#### TASK LIST:
1/ Summarize the Tower Hamlets election text in two sentences.
2/ In the Tower Hamlets election text, how many votes did Conservative candidate Neil King receive?

#### TEXT EXCERPT:
-- Opening Marker --

This raises the question as to WHICH ONE of the "communities" was that statement referring to and why.
If one community, whichever it is, is being implied then it must be done for the role that its members must have played to the candidate's knowledge. Which in turn exposes as unfounded the claim that there had been apathy. Unless by that in your headline, you were referring to "another community"! If the latter then too your headline is contradicted by the contents of your piece. If one "community" members stayed away and another played the decisive part then the staying away of the one could be and must be linked with the reasons for its “staying away”. And that reason can only be the “staying away” community's advance knowledge of the dominant activity by the one whose members played the decisive part. So what you should be saying based on the evidence that you present is that apartheid has been encouraged in the electorate.
What part has your source, Abbas Uddin "Helal" played in that?
ENDS Comment
BHANGEELAAR! the Campaign against an elected mayor in Tower Hamlets. 0528 Hrs Saturday 23 October 2010
AADHIKARonline quoting The "East London Advertiser" online item timed 17:42 [UK Time and 16:42 GMT] Friday 22 October 2010:
Apathy “won the day” in Tower Hamlets mayoral election
Friday, 22 October, 2010 17:42 PM
MAYORAL RIVALS were all united in their sense of disappointment that few people bothered to turn out in Tower Hamlets first mayoral election which cost the tax payer £180,000.
Conservative candidate Neil King, an Oxford-educated barrister, who was in third place with 5,348 votes congratulated Lutfur Rahman on his victory, though he made a pointed remark about the ‘stunning’ turnout of 25 per and he said his party would continue to act in opposition to the new mayor and the Labour group on the council.
He said: “This process has cost the hard-pressed taxpayers of Tower Hamlets £4.11 a vote of which 1,700 of them are spoiled.
“I hope the People’s Mayor bears in mind that in this borough of [George] Lansbury, [Keir] Hardie and [Clement] Attlee the Conservative party have made them themselves the largest opposition party now.

-- Closing Marker --

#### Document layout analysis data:

-- Opening Marker --

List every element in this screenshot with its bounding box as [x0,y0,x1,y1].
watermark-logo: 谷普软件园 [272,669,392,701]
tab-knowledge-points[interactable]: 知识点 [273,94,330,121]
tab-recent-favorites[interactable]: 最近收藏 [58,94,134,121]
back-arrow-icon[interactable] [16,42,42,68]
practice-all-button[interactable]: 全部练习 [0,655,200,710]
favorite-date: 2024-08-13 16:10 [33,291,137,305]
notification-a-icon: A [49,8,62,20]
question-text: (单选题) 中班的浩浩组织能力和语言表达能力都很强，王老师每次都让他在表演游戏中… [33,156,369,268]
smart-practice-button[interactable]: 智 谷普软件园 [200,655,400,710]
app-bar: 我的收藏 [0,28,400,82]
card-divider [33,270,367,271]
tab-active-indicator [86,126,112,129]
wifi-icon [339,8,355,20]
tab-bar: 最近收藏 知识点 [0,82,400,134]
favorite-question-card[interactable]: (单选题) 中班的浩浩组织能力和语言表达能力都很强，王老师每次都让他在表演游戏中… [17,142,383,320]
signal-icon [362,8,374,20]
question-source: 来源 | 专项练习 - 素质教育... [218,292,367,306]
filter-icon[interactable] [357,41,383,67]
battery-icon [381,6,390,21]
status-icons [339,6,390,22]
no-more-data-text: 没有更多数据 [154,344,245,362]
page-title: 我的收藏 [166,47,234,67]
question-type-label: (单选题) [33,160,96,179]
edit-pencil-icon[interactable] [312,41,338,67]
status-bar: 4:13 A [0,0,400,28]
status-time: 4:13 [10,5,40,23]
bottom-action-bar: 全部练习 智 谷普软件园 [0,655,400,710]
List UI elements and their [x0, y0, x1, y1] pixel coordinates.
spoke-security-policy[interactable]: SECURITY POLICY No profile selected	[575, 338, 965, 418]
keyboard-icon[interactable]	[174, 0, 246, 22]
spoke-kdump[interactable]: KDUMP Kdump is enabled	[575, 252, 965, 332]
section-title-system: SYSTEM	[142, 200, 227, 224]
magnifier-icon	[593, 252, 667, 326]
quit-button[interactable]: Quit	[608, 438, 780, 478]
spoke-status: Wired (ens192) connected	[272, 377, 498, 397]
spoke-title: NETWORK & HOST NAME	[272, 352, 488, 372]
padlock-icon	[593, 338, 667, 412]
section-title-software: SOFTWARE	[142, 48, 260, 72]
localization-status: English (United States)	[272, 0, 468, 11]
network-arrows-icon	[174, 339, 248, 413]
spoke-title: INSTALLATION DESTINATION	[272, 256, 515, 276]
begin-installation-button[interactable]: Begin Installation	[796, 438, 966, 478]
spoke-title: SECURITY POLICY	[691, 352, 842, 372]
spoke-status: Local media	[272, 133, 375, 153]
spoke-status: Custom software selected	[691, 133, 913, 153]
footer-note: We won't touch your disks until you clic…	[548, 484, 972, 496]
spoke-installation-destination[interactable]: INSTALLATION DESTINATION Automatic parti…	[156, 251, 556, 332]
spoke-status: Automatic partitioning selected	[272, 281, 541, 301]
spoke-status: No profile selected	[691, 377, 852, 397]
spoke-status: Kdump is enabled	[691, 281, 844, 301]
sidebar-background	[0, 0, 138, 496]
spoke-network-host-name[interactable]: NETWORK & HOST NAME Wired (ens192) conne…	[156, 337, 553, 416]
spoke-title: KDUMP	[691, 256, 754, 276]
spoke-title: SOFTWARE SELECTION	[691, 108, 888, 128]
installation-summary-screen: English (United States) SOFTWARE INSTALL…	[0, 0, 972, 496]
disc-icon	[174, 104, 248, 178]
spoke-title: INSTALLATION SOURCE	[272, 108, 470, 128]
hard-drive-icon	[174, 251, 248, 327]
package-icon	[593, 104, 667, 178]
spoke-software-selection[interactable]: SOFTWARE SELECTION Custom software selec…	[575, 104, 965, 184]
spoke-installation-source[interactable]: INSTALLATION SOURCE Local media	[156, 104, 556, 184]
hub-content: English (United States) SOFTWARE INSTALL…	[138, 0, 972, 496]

-- Closing Marker --

#### ANSWERS TO THE EXERCISE:
1/ A comment asks which community a newspaper's statement referred to and argues that the evidence presented shows apartheid being encouraged in the electorate, not apathy. It then quotes an East London Advertiser item reporting that the rivals in Tower Hamlets' first mayoral election, which cost the taxpayer £180,000, were disappointed by the low turnout, and that Conservative candidate Neil King, who came third, congratulated Lutfur Rahman while making a pointed remark about the turnout.

2/ 5,348 votes.